**Entries provided**

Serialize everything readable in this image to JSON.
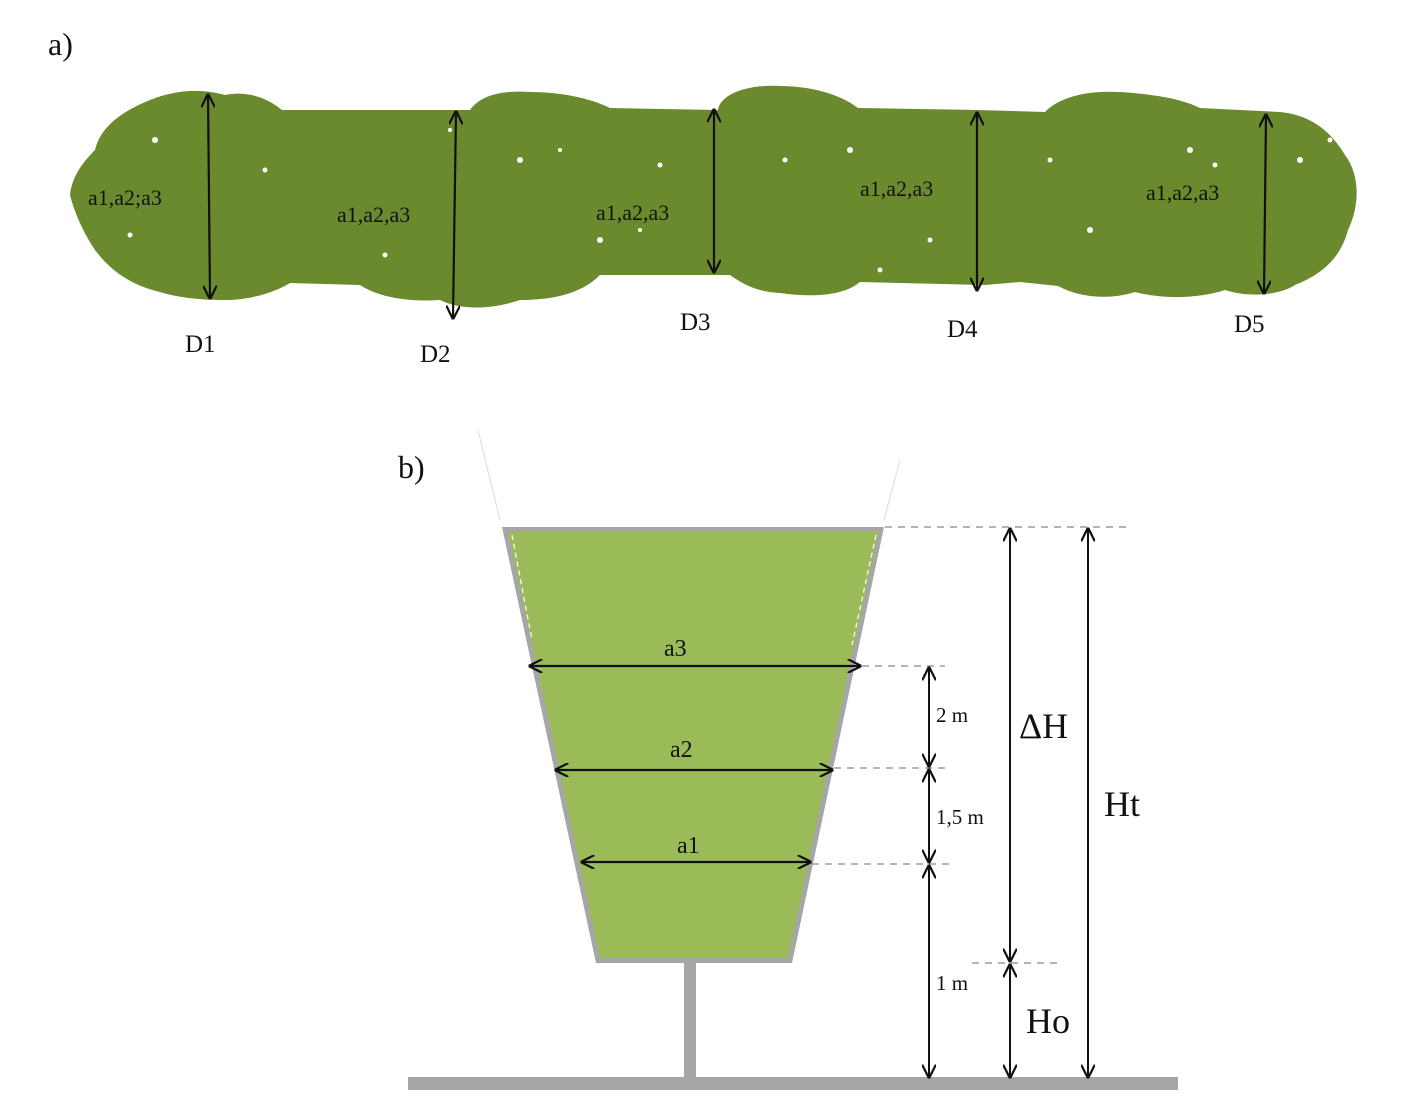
{
  "panel_a": {
    "label": "a)",
    "sections": [
      {
        "id": "D1",
        "label": "D1",
        "text": "a1,a2;a3"
      },
      {
        "id": "D2",
        "label": "D2",
        "text": "a1,a2,a3"
      },
      {
        "id": "D3",
        "label": "D3",
        "text": "a1,a2,a3"
      },
      {
        "id": "D4",
        "label": "D4",
        "text": "a1,a2,a3"
      },
      {
        "id": "D5",
        "label": "D5",
        "text": "a1,a2,a3"
      }
    ]
  },
  "panel_b": {
    "label": "b)",
    "widths": {
      "a1": "a1",
      "a2": "a2",
      "a3": "a3"
    },
    "intervals": {
      "top": "2 m",
      "mid": "1,5 m",
      "bottom": "1 m"
    },
    "heights": {
      "delta": "ΔH",
      "total": "Ht",
      "base": "Ho"
    }
  },
  "colors": {
    "hedge_dark": "#6b8a2e",
    "hedge_light": "#9bbb59",
    "outline_gray": "#a6a6a6",
    "line": "#111111"
  }
}
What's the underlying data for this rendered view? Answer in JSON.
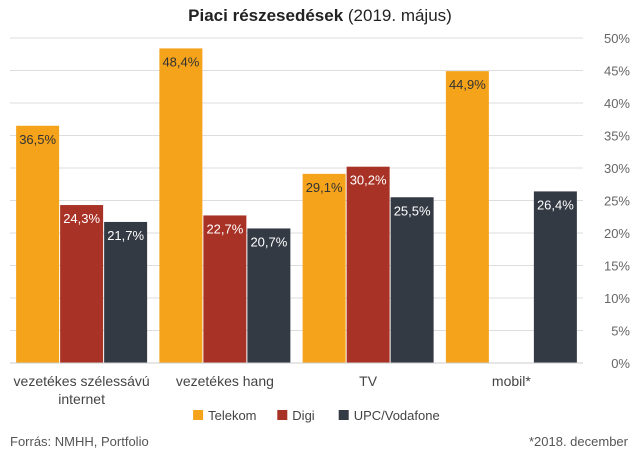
{
  "title_bold": "Piaci részesedések",
  "title_rest": " (2019. május)",
  "source": "Forrás: NMHH, Portfolio",
  "footnote": "*2018. december",
  "chart_data": {
    "type": "bar",
    "title": "Piaci részesedések (2019. május)",
    "categories": [
      [
        "vezetékes szélessávú",
        "internet"
      ],
      [
        "vezetékes hang"
      ],
      [
        "TV"
      ],
      [
        "mobil*"
      ]
    ],
    "series": [
      {
        "name": "Telekom",
        "color": "#f5a31a",
        "values": [
          36.5,
          48.4,
          29.1,
          44.9
        ],
        "labels": [
          "36,5%",
          "48,4%",
          "29,1%",
          "44,9%"
        ]
      },
      {
        "name": "Digi",
        "color": "#a93226",
        "values": [
          24.3,
          22.7,
          30.2,
          null
        ],
        "labels": [
          "24,3%",
          "22,7%",
          "30,2%",
          ""
        ]
      },
      {
        "name": "UPC/Vodafone",
        "color": "#343a44",
        "values": [
          21.7,
          20.7,
          25.5,
          26.4
        ],
        "labels": [
          "21,7%",
          "20,7%",
          "25,5%",
          "26,4%"
        ]
      }
    ],
    "ylim": [
      0,
      50
    ],
    "yticks": [
      0,
      5,
      10,
      15,
      20,
      25,
      30,
      35,
      40,
      45,
      50
    ],
    "ytick_labels": [
      "0%",
      "5%",
      "10%",
      "15%",
      "20%",
      "25%",
      "30%",
      "35%",
      "40%",
      "45%",
      "50%"
    ],
    "y_axis_side": "right",
    "grid": true,
    "legend_position": "bottom"
  }
}
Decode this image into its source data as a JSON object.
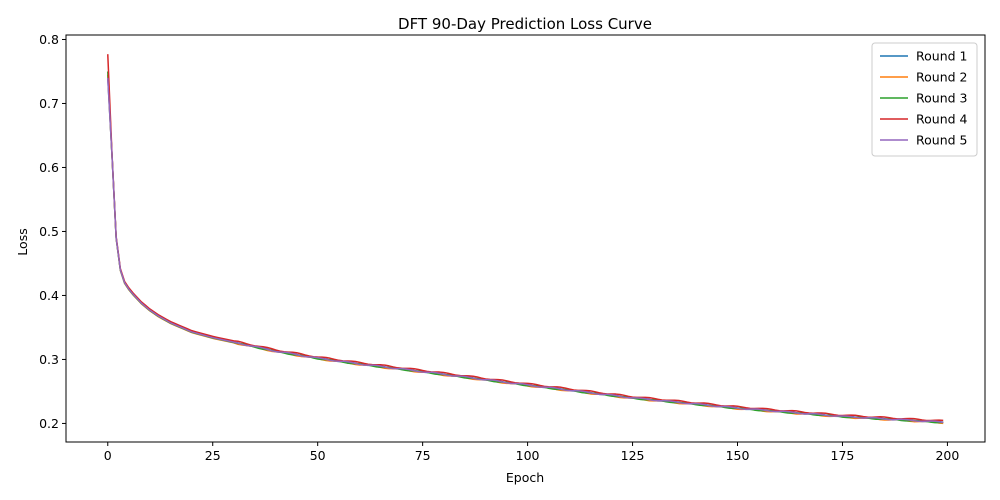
{
  "chart_data": {
    "type": "line",
    "title": "DFT 90-Day Prediction Loss Curve",
    "xlabel": "Epoch",
    "ylabel": "Loss",
    "xlim": [
      -9.95,
      208.95
    ],
    "ylim": [
      0.171,
      0.807
    ],
    "xticks": [
      0,
      25,
      50,
      75,
      100,
      125,
      150,
      175,
      200
    ],
    "yticks": [
      0.2,
      0.3,
      0.4,
      0.5,
      0.6,
      0.7,
      0.8
    ],
    "grid": false,
    "legend_position": "top-right",
    "x_start": 0,
    "x_end": 199,
    "base_curve": {
      "x": [
        0,
        1,
        2,
        3,
        4,
        5,
        6,
        7,
        8,
        10,
        12,
        15,
        20,
        25,
        30,
        40,
        50,
        60,
        75,
        100,
        125,
        150,
        175,
        199
      ],
      "y": [
        0.775,
        0.62,
        0.49,
        0.44,
        0.42,
        0.41,
        0.402,
        0.395,
        0.388,
        0.377,
        0.368,
        0.357,
        0.343,
        0.334,
        0.327,
        0.313,
        0.302,
        0.293,
        0.281,
        0.26,
        0.24,
        0.224,
        0.211,
        0.202
      ]
    },
    "series": [
      {
        "name": "Round 1",
        "color": "#1f77b4",
        "start_value": 0.74,
        "offset": 0.0
      },
      {
        "name": "Round 2",
        "color": "#ff7f0e",
        "start_value": 0.745,
        "offset": -0.001
      },
      {
        "name": "Round 3",
        "color": "#2ca02c",
        "start_value": 0.75,
        "offset": -0.0005
      },
      {
        "name": "Round 4",
        "color": "#d62728",
        "start_value": 0.777,
        "offset": 0.002
      },
      {
        "name": "Round 5",
        "color": "#9467bd",
        "start_value": 0.74,
        "offset": 0.0
      }
    ]
  }
}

**Brief**
Report how many lines include the word "image". Give nothing but the number.

**Task solution**
2